** Begin **
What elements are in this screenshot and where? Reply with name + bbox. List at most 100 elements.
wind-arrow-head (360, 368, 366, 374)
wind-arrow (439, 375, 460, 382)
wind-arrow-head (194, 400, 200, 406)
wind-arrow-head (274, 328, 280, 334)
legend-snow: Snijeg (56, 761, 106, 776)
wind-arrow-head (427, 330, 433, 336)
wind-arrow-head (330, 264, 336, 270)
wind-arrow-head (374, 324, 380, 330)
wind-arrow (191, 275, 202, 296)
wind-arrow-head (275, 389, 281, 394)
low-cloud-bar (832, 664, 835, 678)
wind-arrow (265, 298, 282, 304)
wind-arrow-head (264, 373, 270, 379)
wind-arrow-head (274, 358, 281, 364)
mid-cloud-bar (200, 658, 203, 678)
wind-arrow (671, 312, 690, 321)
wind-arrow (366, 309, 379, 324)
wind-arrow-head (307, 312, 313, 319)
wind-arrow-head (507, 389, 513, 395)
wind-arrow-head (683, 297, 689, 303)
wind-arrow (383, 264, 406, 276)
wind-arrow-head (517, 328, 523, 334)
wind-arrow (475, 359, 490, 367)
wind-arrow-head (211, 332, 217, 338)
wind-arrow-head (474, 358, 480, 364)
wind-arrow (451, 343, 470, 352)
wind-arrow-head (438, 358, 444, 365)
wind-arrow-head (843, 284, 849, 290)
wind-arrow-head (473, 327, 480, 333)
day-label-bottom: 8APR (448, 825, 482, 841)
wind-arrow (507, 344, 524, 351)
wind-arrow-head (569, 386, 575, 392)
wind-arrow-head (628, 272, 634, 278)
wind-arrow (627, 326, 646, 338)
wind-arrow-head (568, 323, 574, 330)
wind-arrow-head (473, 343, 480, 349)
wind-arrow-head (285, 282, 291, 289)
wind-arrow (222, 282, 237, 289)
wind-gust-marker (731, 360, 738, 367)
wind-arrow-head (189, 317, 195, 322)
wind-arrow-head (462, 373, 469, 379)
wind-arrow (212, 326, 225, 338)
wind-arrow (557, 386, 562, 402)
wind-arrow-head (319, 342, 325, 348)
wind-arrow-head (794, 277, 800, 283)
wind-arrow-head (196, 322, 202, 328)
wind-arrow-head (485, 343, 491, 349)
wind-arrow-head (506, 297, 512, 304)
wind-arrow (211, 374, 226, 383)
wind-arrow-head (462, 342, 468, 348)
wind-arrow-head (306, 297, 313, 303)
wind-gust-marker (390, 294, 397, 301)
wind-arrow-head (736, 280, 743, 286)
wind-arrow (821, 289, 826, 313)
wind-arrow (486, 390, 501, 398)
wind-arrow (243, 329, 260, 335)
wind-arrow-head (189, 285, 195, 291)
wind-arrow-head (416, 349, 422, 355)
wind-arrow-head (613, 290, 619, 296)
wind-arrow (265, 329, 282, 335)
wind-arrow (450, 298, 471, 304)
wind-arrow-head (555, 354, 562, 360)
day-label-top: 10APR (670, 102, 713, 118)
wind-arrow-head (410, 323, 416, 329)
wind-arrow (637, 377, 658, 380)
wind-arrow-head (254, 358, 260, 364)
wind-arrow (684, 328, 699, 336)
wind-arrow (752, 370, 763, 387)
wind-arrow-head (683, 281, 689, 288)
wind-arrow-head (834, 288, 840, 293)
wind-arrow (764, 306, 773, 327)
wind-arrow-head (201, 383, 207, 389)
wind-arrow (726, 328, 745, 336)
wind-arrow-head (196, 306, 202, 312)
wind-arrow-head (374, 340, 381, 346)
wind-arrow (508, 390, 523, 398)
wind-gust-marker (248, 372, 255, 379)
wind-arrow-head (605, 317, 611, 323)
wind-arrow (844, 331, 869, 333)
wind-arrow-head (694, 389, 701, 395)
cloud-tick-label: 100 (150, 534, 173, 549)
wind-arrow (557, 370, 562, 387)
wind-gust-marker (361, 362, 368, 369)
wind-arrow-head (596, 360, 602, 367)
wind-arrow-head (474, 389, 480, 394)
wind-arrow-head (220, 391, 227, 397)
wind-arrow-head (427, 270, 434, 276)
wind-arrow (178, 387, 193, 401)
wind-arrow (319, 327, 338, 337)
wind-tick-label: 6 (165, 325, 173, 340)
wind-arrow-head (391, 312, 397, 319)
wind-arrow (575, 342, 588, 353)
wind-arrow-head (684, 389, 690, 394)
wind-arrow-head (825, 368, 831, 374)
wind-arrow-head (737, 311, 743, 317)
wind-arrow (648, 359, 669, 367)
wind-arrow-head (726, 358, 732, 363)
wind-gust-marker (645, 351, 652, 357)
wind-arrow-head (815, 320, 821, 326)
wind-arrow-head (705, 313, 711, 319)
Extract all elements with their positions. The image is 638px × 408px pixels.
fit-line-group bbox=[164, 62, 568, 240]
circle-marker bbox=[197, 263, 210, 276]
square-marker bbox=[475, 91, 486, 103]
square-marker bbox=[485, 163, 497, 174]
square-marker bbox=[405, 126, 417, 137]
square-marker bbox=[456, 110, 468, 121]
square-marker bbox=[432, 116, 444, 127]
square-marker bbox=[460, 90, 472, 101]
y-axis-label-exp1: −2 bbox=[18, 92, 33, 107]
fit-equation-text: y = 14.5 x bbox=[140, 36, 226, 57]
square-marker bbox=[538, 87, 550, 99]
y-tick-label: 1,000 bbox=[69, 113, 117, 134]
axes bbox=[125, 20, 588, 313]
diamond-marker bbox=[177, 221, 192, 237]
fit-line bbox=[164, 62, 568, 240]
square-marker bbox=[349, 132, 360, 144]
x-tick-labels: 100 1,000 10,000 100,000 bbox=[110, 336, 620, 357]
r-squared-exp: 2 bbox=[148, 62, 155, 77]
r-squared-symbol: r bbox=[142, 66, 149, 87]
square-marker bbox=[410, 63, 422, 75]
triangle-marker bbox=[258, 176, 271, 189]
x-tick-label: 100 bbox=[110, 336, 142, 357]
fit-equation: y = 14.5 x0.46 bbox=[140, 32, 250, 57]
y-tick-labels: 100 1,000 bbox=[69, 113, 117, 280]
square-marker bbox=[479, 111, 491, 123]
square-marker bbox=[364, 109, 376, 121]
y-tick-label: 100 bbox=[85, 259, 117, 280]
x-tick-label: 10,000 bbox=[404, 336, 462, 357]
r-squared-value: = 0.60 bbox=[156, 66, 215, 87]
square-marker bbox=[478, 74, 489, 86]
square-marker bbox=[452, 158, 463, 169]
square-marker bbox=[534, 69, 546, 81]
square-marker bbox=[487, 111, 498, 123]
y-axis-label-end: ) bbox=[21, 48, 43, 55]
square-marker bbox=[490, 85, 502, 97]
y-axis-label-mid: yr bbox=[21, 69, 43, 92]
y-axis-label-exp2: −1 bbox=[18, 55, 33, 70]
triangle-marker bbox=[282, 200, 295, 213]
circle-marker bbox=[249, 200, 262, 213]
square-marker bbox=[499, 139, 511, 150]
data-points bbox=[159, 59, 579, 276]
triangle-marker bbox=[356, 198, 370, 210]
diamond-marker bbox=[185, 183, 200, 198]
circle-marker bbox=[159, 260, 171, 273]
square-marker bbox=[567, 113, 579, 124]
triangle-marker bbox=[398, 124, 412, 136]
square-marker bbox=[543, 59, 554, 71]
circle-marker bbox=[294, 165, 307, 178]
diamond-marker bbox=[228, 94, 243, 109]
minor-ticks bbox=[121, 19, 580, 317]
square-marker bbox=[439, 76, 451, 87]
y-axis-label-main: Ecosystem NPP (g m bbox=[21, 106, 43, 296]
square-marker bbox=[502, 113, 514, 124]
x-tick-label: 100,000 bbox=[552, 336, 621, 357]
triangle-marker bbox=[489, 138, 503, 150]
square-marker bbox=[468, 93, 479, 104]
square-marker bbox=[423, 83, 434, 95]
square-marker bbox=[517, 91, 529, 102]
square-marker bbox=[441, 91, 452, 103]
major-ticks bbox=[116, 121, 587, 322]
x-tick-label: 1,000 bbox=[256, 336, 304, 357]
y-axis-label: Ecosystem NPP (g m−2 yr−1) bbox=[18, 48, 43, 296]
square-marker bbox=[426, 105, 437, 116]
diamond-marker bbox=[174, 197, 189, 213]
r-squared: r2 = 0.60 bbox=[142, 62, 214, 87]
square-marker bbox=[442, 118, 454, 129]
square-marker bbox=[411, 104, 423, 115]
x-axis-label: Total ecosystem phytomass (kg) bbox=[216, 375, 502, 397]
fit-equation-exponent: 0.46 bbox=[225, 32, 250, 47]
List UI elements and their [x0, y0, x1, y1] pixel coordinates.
** End **
** Begin **
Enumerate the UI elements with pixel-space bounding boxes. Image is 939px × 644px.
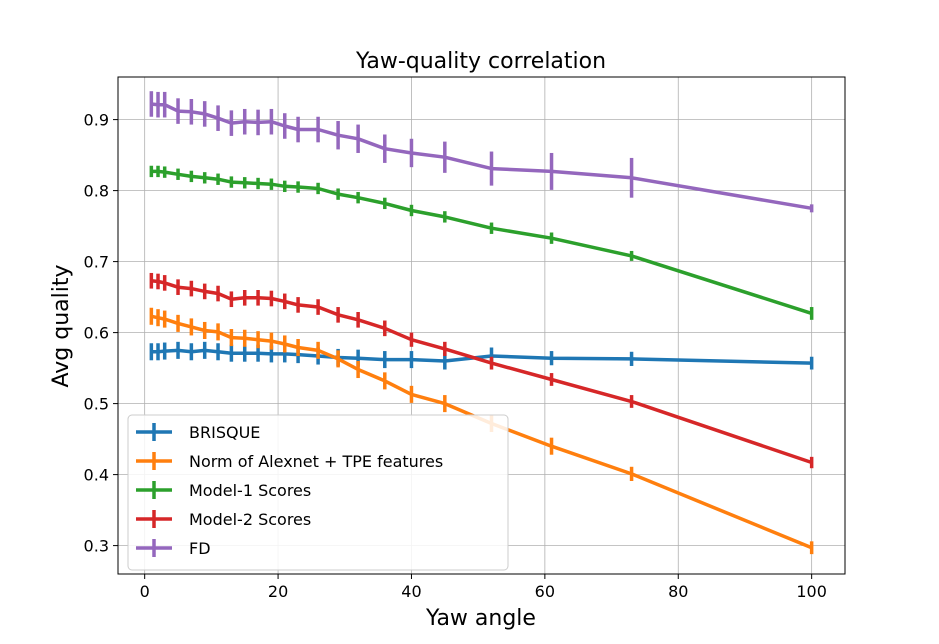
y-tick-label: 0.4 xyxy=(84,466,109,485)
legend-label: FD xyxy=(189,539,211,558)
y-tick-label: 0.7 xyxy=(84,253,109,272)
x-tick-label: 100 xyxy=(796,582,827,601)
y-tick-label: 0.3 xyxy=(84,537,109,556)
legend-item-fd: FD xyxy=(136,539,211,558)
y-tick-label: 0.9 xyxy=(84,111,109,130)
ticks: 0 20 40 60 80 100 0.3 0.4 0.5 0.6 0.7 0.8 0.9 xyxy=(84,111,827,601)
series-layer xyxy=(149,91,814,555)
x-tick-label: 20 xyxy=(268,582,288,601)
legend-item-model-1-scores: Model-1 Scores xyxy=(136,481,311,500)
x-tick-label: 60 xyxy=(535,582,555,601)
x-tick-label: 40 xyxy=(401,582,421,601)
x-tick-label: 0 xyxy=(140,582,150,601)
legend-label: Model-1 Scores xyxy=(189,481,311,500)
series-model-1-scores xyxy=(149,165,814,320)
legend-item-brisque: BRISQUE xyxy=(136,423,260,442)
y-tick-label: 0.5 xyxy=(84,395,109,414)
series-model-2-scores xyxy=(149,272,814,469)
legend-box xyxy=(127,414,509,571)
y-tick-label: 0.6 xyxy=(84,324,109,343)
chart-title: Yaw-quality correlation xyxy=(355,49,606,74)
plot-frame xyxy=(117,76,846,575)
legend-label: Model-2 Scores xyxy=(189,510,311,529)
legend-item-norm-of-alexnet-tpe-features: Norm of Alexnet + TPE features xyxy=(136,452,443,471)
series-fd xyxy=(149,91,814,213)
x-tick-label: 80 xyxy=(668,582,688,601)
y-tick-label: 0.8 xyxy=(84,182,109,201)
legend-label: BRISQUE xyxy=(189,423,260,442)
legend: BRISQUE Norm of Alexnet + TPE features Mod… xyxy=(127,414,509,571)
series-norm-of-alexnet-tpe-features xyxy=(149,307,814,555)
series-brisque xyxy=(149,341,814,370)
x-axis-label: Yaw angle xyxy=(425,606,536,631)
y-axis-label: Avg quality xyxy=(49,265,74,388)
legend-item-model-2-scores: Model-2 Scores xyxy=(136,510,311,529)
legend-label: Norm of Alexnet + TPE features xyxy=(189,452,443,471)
** End **
### Your task
Copy verbatim the section of the material above that opens with the line containing "y-tick-label: 0.4 xyxy=(84,466,109,485)" and closes with the line containing "legend-label: Model-2 Scores", including both of those lines.

### Exercise response
y-tick-label: 0.4 xyxy=(84,466,109,485)
legend-label: FD xyxy=(189,539,211,558)
y-tick-label: 0.7 xyxy=(84,253,109,272)
x-tick-label: 100 xyxy=(796,582,827,601)
y-tick-label: 0.3 xyxy=(84,537,109,556)
legend-item-fd: FD xyxy=(136,539,211,558)
y-tick-label: 0.9 xyxy=(84,111,109,130)
ticks: 0 20 40 60 80 100 0.3 0.4 0.5 0.6 0.7 0.8 0.9 xyxy=(84,111,827,601)
series-layer xyxy=(149,91,814,555)
x-tick-label: 20 xyxy=(268,582,288,601)
legend-item-model-1-scores: Model-1 Scores xyxy=(136,481,311,500)
x-tick-label: 60 xyxy=(535,582,555,601)
x-tick-label: 40 xyxy=(401,582,421,601)
x-tick-label: 0 xyxy=(140,582,150,601)
legend-label: Model-1 Scores xyxy=(189,481,311,500)
series-model-1-scores xyxy=(149,165,814,320)
legend-item-brisque: BRISQUE xyxy=(136,423,260,442)
y-tick-label: 0.5 xyxy=(84,395,109,414)
series-model-2-scores xyxy=(149,272,814,469)
legend-box xyxy=(127,414,509,571)
y-tick-label: 0.6 xyxy=(84,324,109,343)
chart-title: Yaw-quality correlation xyxy=(355,49,606,74)
plot-frame xyxy=(117,76,846,575)
legend-label: Model-2 Scores xyxy=(189,510,311,529)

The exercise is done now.